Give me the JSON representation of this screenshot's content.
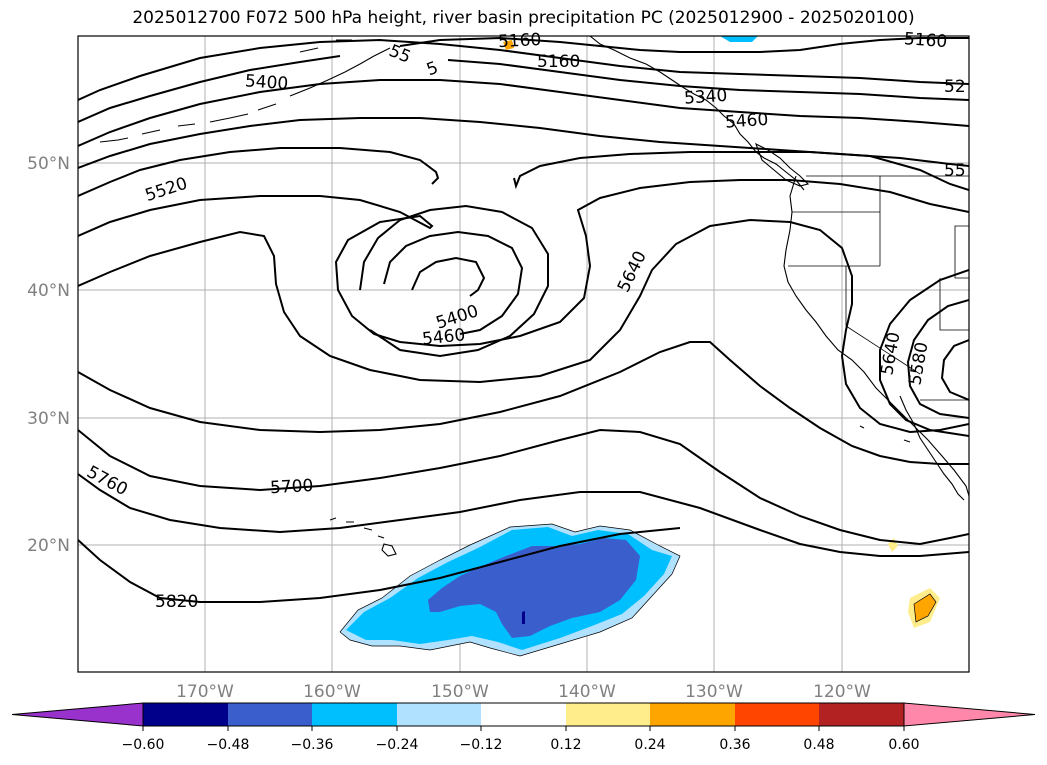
{
  "title": "2025012700 F072 500 hPa height, river basin precipitation PC (2025012900 - 2025020100)",
  "lat_labels": [
    "50°N",
    "40°N",
    "30°N",
    "20°N"
  ],
  "lon_labels": [
    "170°W",
    "160°W",
    "150°W",
    "140°W",
    "130°W",
    "120°W"
  ],
  "contour_labels": [
    "5160",
    "5160",
    "5160",
    "5400",
    "5520",
    "5400",
    "5460",
    "5640",
    "5700",
    "5760",
    "5820",
    "5340",
    "5460",
    "5640",
    "5580",
    "55",
    "5",
    "52",
    "55"
  ],
  "colorbar": {
    "ticks": [
      "−0.60",
      "−0.48",
      "−0.36",
      "−0.24",
      "−0.12",
      "0.12",
      "0.24",
      "0.36",
      "0.48",
      "0.60"
    ],
    "colors": [
      "#9932cc",
      "#00008b",
      "#3a5fcd",
      "#00bfff",
      "#b0e2ff",
      "#ffffff",
      "#ffec8b",
      "#ffa500",
      "#ff4500",
      "#b22222",
      "#ff88aa"
    ]
  },
  "colors": {
    "gridline": "#b0b0b0",
    "contour": "#000000",
    "neg_strong": "#3a5fcd",
    "neg_mid": "#00bfff",
    "neg_weak": "#b0e2ff",
    "pos_mid": "#ffa500",
    "pos_weak": "#ffec8b"
  }
}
________________
Work required:
Copy out all the records exactly, excluding pictures.

Result:
Give me the JSON representation of this screenshot's content.
{
  "title": "2025012700 F072 500 hPa height, river basin precipitation PC (2025012900 - 2025020100)",
  "lat_labels": [
    "50°N",
    "40°N",
    "30°N",
    "20°N"
  ],
  "lon_labels": [
    "170°W",
    "160°W",
    "150°W",
    "140°W",
    "130°W",
    "120°W"
  ],
  "contour_labels": [
    "5160",
    "5160",
    "5160",
    "5400",
    "5520",
    "5400",
    "5460",
    "5640",
    "5700",
    "5760",
    "5820",
    "5340",
    "5460",
    "5640",
    "5580",
    "55",
    "5",
    "52",
    "55"
  ],
  "colorbar": {
    "ticks": [
      "−0.60",
      "−0.48",
      "−0.36",
      "−0.24",
      "−0.12",
      "0.12",
      "0.24",
      "0.36",
      "0.48",
      "0.60"
    ],
    "colors": [
      "#9932cc",
      "#00008b",
      "#3a5fcd",
      "#00bfff",
      "#b0e2ff",
      "#ffffff",
      "#ffec8b",
      "#ffa500",
      "#ff4500",
      "#b22222",
      "#ff88aa"
    ]
  },
  "colors": {
    "gridline": "#b0b0b0",
    "contour": "#000000",
    "neg_strong": "#3a5fcd",
    "neg_mid": "#00bfff",
    "neg_weak": "#b0e2ff",
    "pos_mid": "#ffa500",
    "pos_weak": "#ffec8b"
  }
}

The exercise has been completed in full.